課題
**A.** 抜粋によれば、犯罪対策閣僚会議を主宰するのは誰か。
**B.** 抜粋の一部を、「さらに体制を拡充するという御」という語句のあるところから「組みが大分変わると思います。」までの範囲で、一字一句違えずに書き写せ。

さらに、この行動計画につきましては、その後、内閣総理大臣を主宰者とし全閣僚がメンバーであります犯罪対策閣僚会議にも報告をされまして、行動計画に掲げられた施策の着実な推進が政府として確認をされたということでございます。
さらに体制を拡充するという御質問でございますが、現状も、それぞれの省庁がみずからの役割を果たしつつ内閣官房が各省の調整を行うということで、省庁の垣根を越え、政府を挙げて問題に取り組む体制が整えられていると考えております。
○小宮山(洋)委員 先ほど村田委員長の方から犯罪被害者の保護の取り組みのお話がございまして、これも私も党内で責任者としてやらせていただいております。これについては本当に内閣官房がよく取り組んでいただいていて、今度被害者保護のための計画をつくるわけですけれども、これについても多くの皆さんの声を取り入れて、私どもも超党派というか与野党なく一緒に取り組んで、いい形になってきていると思うんですね。
犯罪被害者というと、同じ日本人ですから皆さん共感があるし、力を入れなければとなるわけですけれども、こういう人身取引の外国の女性のことについてはまだまだマイナーな問題だと考え過ぎている、そういう感じがしてなりません。
再三申し上げているように、これはもう国際的に本当に注目されている大きな人権侵害の取り組みということで、国連の議定書の後、アメリカからもそのようなレポートが毎年出されていて、国際的に注目をされているテーマでございます。もちろん、安全保障理事会に入ることと同次元のことではありませんけれども、何をしたいということを言う前に、やはりこういう取り組みをきちんとしているということがないと、なかなか国際的にも尊敬される国、いろいろなところで発言権を持てる国にはなり得ないということにもつながると思っております。
ぜひ各省庁、そして内閣官房も、とにかくこれでやることにしたんだから二年間は行動計画でやらせてほしいという一点張りなんですね、ずっとこの間取り組みをさせていただいて。二年と言わず必要なことはやる、特に先ほどから申し上げているような保護センターをとにかく一カ所つくるということだけでも取り組みが大分変わると思います。
やはり、法的な担保が必要なところにないと、被害者保護というのは本当に、長野県や栃木県や、先ほどおっしゃったようにいろいろなところにあるそういう被害者に十分対応できていないということは、皆さんも肌で感じていらっしゃると思うんです。細田官房長官の肝いりもあって、政府が今回これに取り組んでいらっしゃるということ自体は評価をさせていただきますが、肝心の被害者保護のところが何といっても余りに薄過ぎる。そういう実情をきょうは幾つか、HELPの例も引きながら、お話をさせていただきました。

表示情報
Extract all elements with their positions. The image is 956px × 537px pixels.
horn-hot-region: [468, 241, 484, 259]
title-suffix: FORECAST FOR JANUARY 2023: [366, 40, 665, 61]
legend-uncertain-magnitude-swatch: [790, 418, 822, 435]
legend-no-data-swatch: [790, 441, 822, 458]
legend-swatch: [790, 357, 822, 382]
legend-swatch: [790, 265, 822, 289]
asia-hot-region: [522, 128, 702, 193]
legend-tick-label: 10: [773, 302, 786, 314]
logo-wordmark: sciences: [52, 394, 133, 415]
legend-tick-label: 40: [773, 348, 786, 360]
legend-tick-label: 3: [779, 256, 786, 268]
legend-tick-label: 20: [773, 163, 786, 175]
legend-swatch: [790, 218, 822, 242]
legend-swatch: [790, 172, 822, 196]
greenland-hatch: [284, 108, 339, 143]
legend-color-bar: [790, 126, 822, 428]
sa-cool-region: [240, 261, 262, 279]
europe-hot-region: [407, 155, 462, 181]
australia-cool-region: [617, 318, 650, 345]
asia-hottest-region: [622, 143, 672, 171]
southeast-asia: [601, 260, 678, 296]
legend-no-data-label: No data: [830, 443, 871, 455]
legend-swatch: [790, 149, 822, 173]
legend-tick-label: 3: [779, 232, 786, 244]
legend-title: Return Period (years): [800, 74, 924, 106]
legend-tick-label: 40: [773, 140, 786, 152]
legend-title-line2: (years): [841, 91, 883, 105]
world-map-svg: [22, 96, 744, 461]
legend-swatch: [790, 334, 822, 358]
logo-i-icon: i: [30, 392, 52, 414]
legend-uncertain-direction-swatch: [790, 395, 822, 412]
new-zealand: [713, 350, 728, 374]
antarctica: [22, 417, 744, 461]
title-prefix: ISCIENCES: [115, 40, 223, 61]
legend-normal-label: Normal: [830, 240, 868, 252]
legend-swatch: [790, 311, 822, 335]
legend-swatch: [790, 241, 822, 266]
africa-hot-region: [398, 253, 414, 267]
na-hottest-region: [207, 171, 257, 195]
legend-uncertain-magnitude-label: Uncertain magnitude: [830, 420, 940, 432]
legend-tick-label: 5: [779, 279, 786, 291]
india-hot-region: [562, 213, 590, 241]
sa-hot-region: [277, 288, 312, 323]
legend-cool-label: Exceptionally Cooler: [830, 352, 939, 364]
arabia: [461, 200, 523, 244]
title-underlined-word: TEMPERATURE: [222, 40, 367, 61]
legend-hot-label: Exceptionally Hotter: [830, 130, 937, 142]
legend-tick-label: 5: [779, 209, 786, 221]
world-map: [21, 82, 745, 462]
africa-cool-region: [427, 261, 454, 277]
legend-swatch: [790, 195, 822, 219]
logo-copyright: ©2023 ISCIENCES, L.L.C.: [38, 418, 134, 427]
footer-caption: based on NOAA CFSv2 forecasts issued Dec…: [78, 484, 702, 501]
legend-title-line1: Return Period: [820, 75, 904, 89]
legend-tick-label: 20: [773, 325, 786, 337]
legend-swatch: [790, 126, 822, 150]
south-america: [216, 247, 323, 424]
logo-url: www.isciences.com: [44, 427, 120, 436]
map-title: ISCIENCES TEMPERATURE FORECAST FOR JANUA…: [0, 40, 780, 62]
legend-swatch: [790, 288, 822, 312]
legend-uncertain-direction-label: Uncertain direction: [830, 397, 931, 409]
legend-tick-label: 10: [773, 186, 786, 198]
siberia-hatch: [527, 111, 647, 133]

作業結果
**A.** 内閣総理大臣。

**B.**
さらに体制を拡充するという御質問でございますが、現状も、それぞれの省庁がみずからの役割を果たしつつ内閣官房が各省の調整を行うということで、省庁の垣根を越え、政府を挙げて問題に取り組む体制が整えられていると考えております。
○小宮山(洋)委員 先ほど村田委員長の方から犯罪被害者の保護の取り組みのお話がございまして、これも私も党内で責任者としてやらせていただいております。これについては本当に内閣官房がよく取り組んでいただいていて、今度被害者保護のための計画をつくるわけですけれども、これについても多くの皆さんの声を取り入れて、私どもも超党派というか与野党なく一緒に取り組んで、いい形になってきていると思うんですね。
犯罪被害者というと、同じ日本人ですから皆さん共感があるし、力を入れなければとなるわけですけれども、こういう人身取引の外国の女性のことについてはまだまだマイナーな問題だと考え過ぎている、そういう感じがしてなりません。
再三申し上げているように、これはもう国際的に本当に注目されている大きな人権侵害の取り組みということで、国連の議定書の後、アメリカからもそのようなレポートが毎年出されていて、国際的に注目をされているテーマでございます。もちろん、安全保障理事会に入ることと同次元のことではありませんけれども、何をしたいということを言う前に、やはりこういう取り組みをきちんとしているということがないと、なかなか国際的にも尊敬される国、いろいろなところで発言権を持てる国にはなり得ないということにもつながると思っております。
ぜひ各省庁、そして内閣官房も、とにかくこれでやることにしたんだから二年間は行動計画でやらせてほしいという一点張りなんですね、ずっとこの間取り組みをさせていただいて。二年と言わず必要なことはやる、特に先ほどから申し上げているような保護センターをとにかく一カ所つくるということだけでも取り組みが大分変わると思います。